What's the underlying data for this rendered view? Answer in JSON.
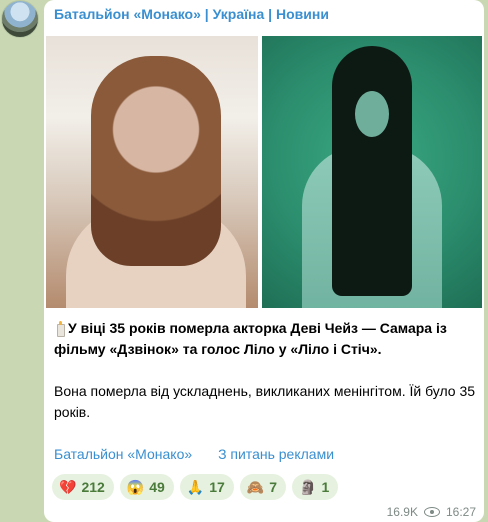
{
  "channel": {
    "name": "Батальйон «Монако» | Україна | Новини"
  },
  "post": {
    "paragraph1_icon": "candle-icon",
    "paragraph1": "У віці 35 років померла акторка Деві Чейз — Самара із фільму «Дзвінок» та голос Ліло у «Ліло і Стіч».",
    "paragraph2": "Вона померла від ускладнень, викликаних менінгітом. Їй було 35 років."
  },
  "links": {
    "channel": "Батальйон «Монако»",
    "ads": "З питань реклами"
  },
  "reactions": [
    {
      "icon": "broken-heart-icon",
      "glyph": "💔",
      "count": "212"
    },
    {
      "icon": "scream-face-icon",
      "glyph": "😱",
      "count": "49"
    },
    {
      "icon": "praying-hands-icon",
      "glyph": "🙏",
      "count": "17"
    },
    {
      "icon": "see-no-evil-monkey-icon",
      "glyph": "🙈",
      "count": "7"
    },
    {
      "icon": "moai-icon",
      "glyph": "🗿",
      "count": "1"
    }
  ],
  "meta": {
    "views": "16.9K",
    "time": "16:27"
  }
}
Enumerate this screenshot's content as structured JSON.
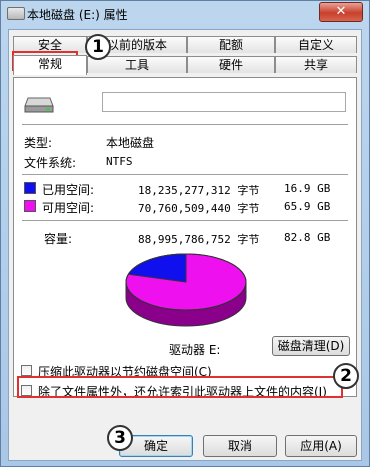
{
  "window": {
    "title": "本地磁盘 (E:) 属性",
    "close_label": "✕"
  },
  "tabs_row1": [
    "安全",
    "以前的版本",
    "配额",
    "自定义"
  ],
  "tabs_row2": [
    "常规",
    "工具",
    "硬件",
    "共享"
  ],
  "general": {
    "volume_name_value": "",
    "type_label": "类型:",
    "type_value": "本地磁盘",
    "fs_label": "文件系统:",
    "fs_value": "NTFS",
    "used_label": "已用空间:",
    "used_bytes": "18,235,277,312 字节",
    "used_size": "16.9 GB",
    "free_label": "可用空间:",
    "free_bytes": "70,760,509,440 字节",
    "free_size": "65.9 GB",
    "capacity_label": "容量:",
    "capacity_bytes": "88,995,786,752 字节",
    "capacity_size": "82.8 GB",
    "drive_label": "驱动器 E:",
    "cleanup_button": "磁盘清理(D)",
    "used_fraction": 0.205,
    "used_color": "#1010ee",
    "free_color": "#ee10ee"
  },
  "options": {
    "compress_label": "压缩此驱动器以节约磁盘空间(C)",
    "index_label": "除了文件属性外，还允许索引此驱动器上文件的内容(I)"
  },
  "buttons": {
    "ok": "确定",
    "cancel": "取消",
    "apply": "应用(A)"
  },
  "annotations": [
    "1",
    "2",
    "3"
  ]
}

--------------------

Each entry shown above must be quoted exactly, with its pictures left out.

What's the underlying data for this rendered view? Answer in JSON.
{
  "channel": {
    "name": "Батальйон «Монако» | Україна | Новини"
  },
  "post": {
    "paragraph1_icon": "candle-icon",
    "paragraph1": "У віці 35 років померла акторка Деві Чейз — Самара із фільму «Дзвінок» та голос Ліло у «Ліло і Стіч».",
    "paragraph2": "Вона померла від ускладнень, викликаних менінгітом. Їй було 35 років."
  },
  "links": {
    "channel": "Батальйон «Монако»",
    "ads": "З питань реклами"
  },
  "reactions": [
    {
      "icon": "broken-heart-icon",
      "glyph": "💔",
      "count": "212"
    },
    {
      "icon": "scream-face-icon",
      "glyph": "😱",
      "count": "49"
    },
    {
      "icon": "praying-hands-icon",
      "glyph": "🙏",
      "count": "17"
    },
    {
      "icon": "see-no-evil-monkey-icon",
      "glyph": "🙈",
      "count": "7"
    },
    {
      "icon": "moai-icon",
      "glyph": "🗿",
      "count": "1"
    }
  ],
  "meta": {
    "views": "16.9K",
    "time": "16:27"
  }
}
Enumerate this screenshot's content as structured JSON.
{
  "window": {
    "title": "本地磁盘 (E:) 属性",
    "close_label": "✕"
  },
  "tabs_row1": [
    "安全",
    "以前的版本",
    "配额",
    "自定义"
  ],
  "tabs_row2": [
    "常规",
    "工具",
    "硬件",
    "共享"
  ],
  "general": {
    "volume_name_value": "",
    "type_label": "类型:",
    "type_value": "本地磁盘",
    "fs_label": "文件系统:",
    "fs_value": "NTFS",
    "used_label": "已用空间:",
    "used_bytes": "18,235,277,312 字节",
    "used_size": "16.9 GB",
    "free_label": "可用空间:",
    "free_bytes": "70,760,509,440 字节",
    "free_size": "65.9 GB",
    "capacity_label": "容量:",
    "capacity_bytes": "88,995,786,752 字节",
    "capacity_size": "82.8 GB",
    "drive_label": "驱动器 E:",
    "cleanup_button": "磁盘清理(D)",
    "used_fraction": 0.205,
    "used_color": "#1010ee",
    "free_color": "#ee10ee"
  },
  "options": {
    "compress_label": "压缩此驱动器以节约磁盘空间(C)",
    "index_label": "除了文件属性外，还允许索引此驱动器上文件的内容(I)"
  },
  "buttons": {
    "ok": "确定",
    "cancel": "取消",
    "apply": "应用(A)"
  },
  "annotations": [
    "1",
    "2",
    "3"
  ]
}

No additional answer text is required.